--- Dataset content ---

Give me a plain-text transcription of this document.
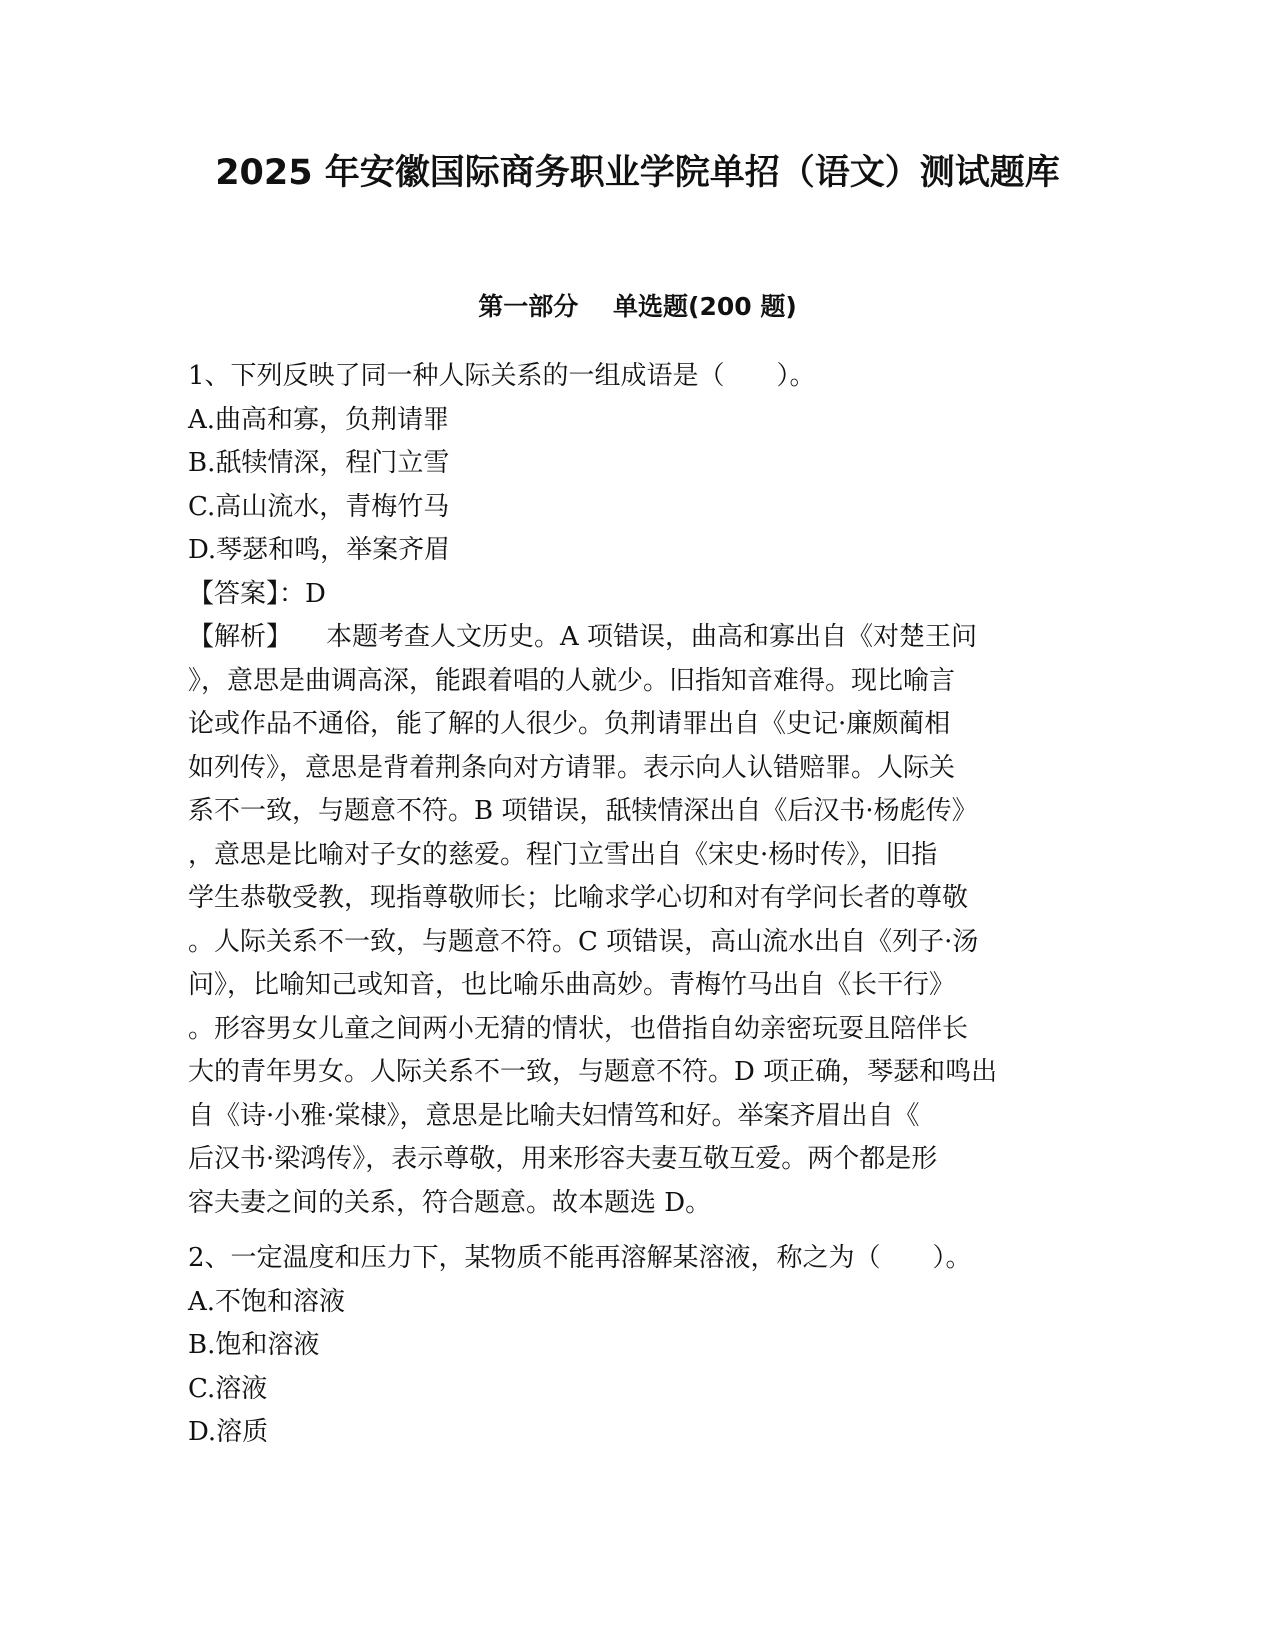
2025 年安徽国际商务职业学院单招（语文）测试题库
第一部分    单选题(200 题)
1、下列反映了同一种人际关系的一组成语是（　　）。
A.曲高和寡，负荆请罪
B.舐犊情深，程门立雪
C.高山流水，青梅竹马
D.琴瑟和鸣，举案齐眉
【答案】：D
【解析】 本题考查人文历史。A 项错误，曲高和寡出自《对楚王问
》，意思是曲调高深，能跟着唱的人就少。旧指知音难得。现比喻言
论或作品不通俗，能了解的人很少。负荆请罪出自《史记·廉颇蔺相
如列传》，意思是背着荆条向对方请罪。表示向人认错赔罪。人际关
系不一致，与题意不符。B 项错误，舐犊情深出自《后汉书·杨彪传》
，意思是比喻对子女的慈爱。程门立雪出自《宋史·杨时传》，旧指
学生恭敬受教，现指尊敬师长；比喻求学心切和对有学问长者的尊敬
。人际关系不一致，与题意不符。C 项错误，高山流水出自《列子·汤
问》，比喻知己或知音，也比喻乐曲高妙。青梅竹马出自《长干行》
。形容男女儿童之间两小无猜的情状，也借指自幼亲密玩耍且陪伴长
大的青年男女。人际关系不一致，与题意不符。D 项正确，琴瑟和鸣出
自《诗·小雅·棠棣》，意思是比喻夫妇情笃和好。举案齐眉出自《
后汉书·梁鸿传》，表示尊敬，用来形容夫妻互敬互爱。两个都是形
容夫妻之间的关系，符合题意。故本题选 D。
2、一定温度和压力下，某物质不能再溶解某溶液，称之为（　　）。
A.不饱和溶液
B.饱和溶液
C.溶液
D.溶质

---

*Requirement*.
Copy every line above word for word and exclude the pictures.

*Response to this exercise*.
Give me a plain-text transcription of this document.
2025 年安徽国际商务职业学院单招（语文）测试题库
第一部分    单选题(200 题)
1、下列反映了同一种人际关系的一组成语是（　　）。
A.曲高和寡，负荆请罪
B.舐犊情深，程门立雪
C.高山流水，青梅竹马
D.琴瑟和鸣，举案齐眉
【答案】：D
【解析】 本题考查人文历史。A 项错误，曲高和寡出自《对楚王问
》，意思是曲调高深，能跟着唱的人就少。旧指知音难得。现比喻言
论或作品不通俗，能了解的人很少。负荆请罪出自《史记·廉颇蔺相
如列传》，意思是背着荆条向对方请罪。表示向人认错赔罪。人际关
系不一致，与题意不符。B 项错误，舐犊情深出自《后汉书·杨彪传》
，意思是比喻对子女的慈爱。程门立雪出自《宋史·杨时传》，旧指
学生恭敬受教，现指尊敬师长；比喻求学心切和对有学问长者的尊敬
。人际关系不一致，与题意不符。C 项错误，高山流水出自《列子·汤
问》，比喻知己或知音，也比喻乐曲高妙。青梅竹马出自《长干行》
。形容男女儿童之间两小无猜的情状，也借指自幼亲密玩耍且陪伴长
大的青年男女。人际关系不一致，与题意不符。D 项正确，琴瑟和鸣出
自《诗·小雅·棠棣》，意思是比喻夫妇情笃和好。举案齐眉出自《
后汉书·梁鸿传》，表示尊敬，用来形容夫妻互敬互爱。两个都是形
容夫妻之间的关系，符合题意。故本题选 D。
2、一定温度和压力下，某物质不能再溶解某溶液，称之为（　　）。
A.不饱和溶液
B.饱和溶液
C.溶液
D.溶质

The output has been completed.